Dataset records>
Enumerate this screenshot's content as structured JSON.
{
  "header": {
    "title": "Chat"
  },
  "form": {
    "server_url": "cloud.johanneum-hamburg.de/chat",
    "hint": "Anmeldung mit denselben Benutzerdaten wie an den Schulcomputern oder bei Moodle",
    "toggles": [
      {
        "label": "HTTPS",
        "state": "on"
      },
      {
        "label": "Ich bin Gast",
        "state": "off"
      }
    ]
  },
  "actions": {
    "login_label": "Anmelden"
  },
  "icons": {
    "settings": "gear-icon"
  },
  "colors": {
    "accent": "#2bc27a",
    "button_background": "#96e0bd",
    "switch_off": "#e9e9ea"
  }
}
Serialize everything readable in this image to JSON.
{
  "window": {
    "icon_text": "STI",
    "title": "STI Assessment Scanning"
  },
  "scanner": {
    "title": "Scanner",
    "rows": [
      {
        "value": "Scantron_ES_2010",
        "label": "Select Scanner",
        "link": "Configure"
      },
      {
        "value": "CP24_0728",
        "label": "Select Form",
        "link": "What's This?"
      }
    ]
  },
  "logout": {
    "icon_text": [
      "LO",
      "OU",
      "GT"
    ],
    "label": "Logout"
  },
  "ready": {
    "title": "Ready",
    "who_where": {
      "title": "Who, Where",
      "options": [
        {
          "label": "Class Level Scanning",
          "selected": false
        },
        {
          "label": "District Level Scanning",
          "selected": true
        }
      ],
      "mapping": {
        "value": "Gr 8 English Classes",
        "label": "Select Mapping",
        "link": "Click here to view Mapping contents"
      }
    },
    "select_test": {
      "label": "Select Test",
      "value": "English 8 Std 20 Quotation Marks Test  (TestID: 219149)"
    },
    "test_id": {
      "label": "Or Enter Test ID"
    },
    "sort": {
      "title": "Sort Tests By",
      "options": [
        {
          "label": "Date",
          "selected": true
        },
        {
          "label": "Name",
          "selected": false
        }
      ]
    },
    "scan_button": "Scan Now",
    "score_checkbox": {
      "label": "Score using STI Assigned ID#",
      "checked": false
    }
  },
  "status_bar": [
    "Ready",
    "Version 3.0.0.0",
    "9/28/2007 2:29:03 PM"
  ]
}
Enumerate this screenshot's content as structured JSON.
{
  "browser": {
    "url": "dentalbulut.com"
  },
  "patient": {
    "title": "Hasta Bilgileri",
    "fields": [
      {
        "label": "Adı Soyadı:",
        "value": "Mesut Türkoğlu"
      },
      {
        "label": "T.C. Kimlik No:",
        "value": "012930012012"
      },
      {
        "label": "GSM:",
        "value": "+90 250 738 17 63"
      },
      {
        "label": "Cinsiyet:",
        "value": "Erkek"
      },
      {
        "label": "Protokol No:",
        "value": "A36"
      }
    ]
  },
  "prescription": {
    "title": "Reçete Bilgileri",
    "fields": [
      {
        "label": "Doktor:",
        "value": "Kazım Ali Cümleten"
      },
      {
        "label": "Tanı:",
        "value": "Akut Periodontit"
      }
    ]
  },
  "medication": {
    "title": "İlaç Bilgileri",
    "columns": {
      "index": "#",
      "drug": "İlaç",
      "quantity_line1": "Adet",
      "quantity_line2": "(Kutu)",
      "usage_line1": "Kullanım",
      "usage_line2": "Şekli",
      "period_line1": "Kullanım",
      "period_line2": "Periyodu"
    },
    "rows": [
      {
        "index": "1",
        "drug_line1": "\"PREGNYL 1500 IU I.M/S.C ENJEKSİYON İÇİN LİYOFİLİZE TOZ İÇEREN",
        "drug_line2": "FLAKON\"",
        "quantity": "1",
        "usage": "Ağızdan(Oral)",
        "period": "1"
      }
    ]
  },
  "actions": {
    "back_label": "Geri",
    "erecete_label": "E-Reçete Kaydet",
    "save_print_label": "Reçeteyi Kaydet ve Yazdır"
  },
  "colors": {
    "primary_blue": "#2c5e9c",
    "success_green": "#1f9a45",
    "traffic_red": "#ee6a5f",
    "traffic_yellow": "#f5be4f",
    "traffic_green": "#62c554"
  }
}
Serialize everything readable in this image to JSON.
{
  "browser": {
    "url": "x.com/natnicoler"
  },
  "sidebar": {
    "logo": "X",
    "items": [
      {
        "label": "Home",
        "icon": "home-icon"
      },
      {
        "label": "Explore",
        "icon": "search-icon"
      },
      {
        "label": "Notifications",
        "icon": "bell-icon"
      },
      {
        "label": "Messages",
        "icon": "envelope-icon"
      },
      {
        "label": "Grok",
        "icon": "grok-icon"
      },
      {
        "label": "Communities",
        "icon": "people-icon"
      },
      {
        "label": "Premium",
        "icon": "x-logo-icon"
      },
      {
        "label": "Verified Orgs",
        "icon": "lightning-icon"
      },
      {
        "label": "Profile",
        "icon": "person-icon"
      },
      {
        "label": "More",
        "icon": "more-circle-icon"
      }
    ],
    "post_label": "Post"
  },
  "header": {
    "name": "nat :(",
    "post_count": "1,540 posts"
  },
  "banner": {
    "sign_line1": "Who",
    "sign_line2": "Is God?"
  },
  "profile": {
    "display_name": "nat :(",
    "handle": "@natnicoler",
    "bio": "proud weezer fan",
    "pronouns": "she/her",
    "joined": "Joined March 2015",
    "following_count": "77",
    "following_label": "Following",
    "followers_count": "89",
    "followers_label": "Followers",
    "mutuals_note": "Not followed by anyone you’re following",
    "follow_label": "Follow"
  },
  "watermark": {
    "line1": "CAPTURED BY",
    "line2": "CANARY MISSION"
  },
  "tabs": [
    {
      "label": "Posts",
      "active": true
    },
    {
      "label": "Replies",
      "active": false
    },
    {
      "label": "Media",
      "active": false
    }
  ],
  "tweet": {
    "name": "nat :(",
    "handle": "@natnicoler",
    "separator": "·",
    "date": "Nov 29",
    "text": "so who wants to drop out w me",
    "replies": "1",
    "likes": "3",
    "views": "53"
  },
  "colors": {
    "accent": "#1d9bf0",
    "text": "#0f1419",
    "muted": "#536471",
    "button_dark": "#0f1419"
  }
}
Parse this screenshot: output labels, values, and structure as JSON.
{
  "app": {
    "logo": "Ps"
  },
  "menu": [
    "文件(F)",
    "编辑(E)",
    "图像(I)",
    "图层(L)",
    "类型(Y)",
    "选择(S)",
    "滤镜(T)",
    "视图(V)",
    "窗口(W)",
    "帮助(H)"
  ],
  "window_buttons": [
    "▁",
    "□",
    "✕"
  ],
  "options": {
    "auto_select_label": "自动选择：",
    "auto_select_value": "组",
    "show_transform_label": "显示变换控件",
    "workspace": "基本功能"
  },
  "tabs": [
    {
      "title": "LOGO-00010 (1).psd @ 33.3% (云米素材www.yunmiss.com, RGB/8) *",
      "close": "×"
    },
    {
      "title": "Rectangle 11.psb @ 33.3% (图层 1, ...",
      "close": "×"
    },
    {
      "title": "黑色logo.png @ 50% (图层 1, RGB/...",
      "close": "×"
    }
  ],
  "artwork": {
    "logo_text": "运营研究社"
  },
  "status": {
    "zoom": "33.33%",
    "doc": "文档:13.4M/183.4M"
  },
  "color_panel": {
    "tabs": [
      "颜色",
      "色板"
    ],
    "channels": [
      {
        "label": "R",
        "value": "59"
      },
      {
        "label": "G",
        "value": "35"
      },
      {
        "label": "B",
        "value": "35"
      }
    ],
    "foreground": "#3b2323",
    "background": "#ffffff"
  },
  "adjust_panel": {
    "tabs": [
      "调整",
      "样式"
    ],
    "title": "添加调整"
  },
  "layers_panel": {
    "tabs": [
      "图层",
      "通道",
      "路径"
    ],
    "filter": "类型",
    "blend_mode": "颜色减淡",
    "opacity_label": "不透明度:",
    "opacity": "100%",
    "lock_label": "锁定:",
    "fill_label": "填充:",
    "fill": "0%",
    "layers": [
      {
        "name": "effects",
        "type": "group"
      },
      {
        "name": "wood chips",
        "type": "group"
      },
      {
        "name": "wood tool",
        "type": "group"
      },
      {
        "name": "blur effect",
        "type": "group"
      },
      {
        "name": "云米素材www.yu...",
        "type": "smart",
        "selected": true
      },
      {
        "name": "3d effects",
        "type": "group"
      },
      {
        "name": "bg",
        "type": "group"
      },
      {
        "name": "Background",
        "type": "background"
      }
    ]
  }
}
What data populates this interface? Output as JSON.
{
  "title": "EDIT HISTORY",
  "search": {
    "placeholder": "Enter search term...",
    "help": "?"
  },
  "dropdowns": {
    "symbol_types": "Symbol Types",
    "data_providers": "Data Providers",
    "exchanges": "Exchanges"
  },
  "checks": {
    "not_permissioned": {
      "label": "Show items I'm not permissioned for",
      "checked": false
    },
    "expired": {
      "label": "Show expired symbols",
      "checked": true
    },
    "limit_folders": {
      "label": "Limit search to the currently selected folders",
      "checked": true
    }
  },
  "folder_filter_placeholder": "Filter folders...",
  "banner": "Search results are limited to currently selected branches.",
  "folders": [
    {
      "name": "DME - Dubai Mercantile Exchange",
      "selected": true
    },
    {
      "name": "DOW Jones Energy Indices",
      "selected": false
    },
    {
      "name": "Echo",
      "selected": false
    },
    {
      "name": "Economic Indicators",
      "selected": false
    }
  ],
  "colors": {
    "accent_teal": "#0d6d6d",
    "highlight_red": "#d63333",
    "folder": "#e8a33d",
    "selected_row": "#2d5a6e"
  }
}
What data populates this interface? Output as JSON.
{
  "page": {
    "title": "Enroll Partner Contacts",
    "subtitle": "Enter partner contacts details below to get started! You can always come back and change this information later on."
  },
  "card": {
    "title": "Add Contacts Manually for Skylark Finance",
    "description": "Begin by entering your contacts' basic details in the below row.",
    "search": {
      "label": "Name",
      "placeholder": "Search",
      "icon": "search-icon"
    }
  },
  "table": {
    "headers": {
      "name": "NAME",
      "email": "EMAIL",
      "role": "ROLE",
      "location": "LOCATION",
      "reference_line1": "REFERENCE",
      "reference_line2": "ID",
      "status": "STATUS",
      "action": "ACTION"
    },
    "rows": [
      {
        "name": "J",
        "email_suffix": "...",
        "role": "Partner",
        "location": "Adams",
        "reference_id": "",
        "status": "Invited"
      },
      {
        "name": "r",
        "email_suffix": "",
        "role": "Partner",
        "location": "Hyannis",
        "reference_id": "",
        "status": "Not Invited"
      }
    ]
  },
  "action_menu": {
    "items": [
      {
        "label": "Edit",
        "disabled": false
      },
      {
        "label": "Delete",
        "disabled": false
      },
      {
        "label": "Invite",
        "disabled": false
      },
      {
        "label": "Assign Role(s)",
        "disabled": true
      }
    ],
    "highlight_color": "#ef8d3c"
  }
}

Written task> Using the records above, pull out each line where the word "expired" occurs.

Finished task>
    "expired": {
      "label": "Show expired symbols",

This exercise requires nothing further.